_What is asked:_
Each entry below is to be printed verbatim.

>> begin Record list

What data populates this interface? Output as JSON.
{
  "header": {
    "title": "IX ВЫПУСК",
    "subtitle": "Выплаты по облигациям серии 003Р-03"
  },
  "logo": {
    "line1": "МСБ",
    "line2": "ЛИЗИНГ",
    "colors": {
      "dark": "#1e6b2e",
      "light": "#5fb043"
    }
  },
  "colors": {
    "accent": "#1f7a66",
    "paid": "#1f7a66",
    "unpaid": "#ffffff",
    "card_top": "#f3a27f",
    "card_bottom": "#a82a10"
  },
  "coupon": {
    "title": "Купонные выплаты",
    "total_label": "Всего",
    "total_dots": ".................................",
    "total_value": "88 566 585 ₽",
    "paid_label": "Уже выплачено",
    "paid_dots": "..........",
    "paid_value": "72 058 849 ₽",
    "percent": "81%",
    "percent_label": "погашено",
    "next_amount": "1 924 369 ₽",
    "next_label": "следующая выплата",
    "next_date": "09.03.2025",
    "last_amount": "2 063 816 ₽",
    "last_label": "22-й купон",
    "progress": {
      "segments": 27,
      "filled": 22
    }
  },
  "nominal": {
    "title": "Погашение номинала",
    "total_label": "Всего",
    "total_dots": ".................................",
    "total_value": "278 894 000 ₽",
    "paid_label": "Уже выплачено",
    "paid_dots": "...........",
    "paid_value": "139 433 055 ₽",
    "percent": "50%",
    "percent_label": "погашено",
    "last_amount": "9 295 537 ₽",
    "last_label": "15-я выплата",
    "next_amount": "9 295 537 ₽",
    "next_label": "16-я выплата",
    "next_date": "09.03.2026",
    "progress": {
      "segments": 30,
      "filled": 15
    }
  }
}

>> end Record list

_Written solution:_
What data populates this interface? Output as JSON.
{
  "header": {
    "title": "IX ВЫПУСК",
    "subtitle": "Выплаты по облигациям серии 003Р-03"
  },
  "logo": {
    "line1": "МСБ",
    "line2": "ЛИЗИНГ",
    "colors": {
      "dark": "#1e6b2e",
      "light": "#5fb043"
    }
  },
  "colors": {
    "accent": "#1f7a66",
    "paid": "#1f7a66",
    "unpaid": "#ffffff",
    "card_top": "#f3a27f",
    "card_bottom": "#a82a10"
  },
  "coupon": {
    "title": "Купонные выплаты",
    "total_label": "Всего",
    "total_dots": ".................................",
    "total_value": "88 566 585 ₽",
    "paid_label": "Уже выплачено",
    "paid_dots": "..........",
    "paid_value": "72 058 849 ₽",
    "percent": "81%",
    "percent_label": "погашено",
    "next_amount": "1 924 369 ₽",
    "next_label": "следующая выплата",
    "next_date": "09.03.2025",
    "last_amount": "2 063 816 ₽",
    "last_label": "22-й купон",
    "progress": {
      "segments": 27,
      "filled": 22
    }
  },
  "nominal": {
    "title": "Погашение номинала",
    "total_label": "Всего",
    "total_dots": ".................................",
    "total_value": "278 894 000 ₽",
    "paid_label": "Уже выплачено",
    "paid_dots": "...........",
    "paid_value": "139 433 055 ₽",
    "percent": "50%",
    "percent_label": "погашено",
    "last_amount": "9 295 537 ₽",
    "last_label": "15-я выплата",
    "next_amount": "9 295 537 ₽",
    "next_label": "16-я выплата",
    "next_date": "09.03.2026",
    "progress": {
      "segments": 30,
      "filled": 15
    }
  }
}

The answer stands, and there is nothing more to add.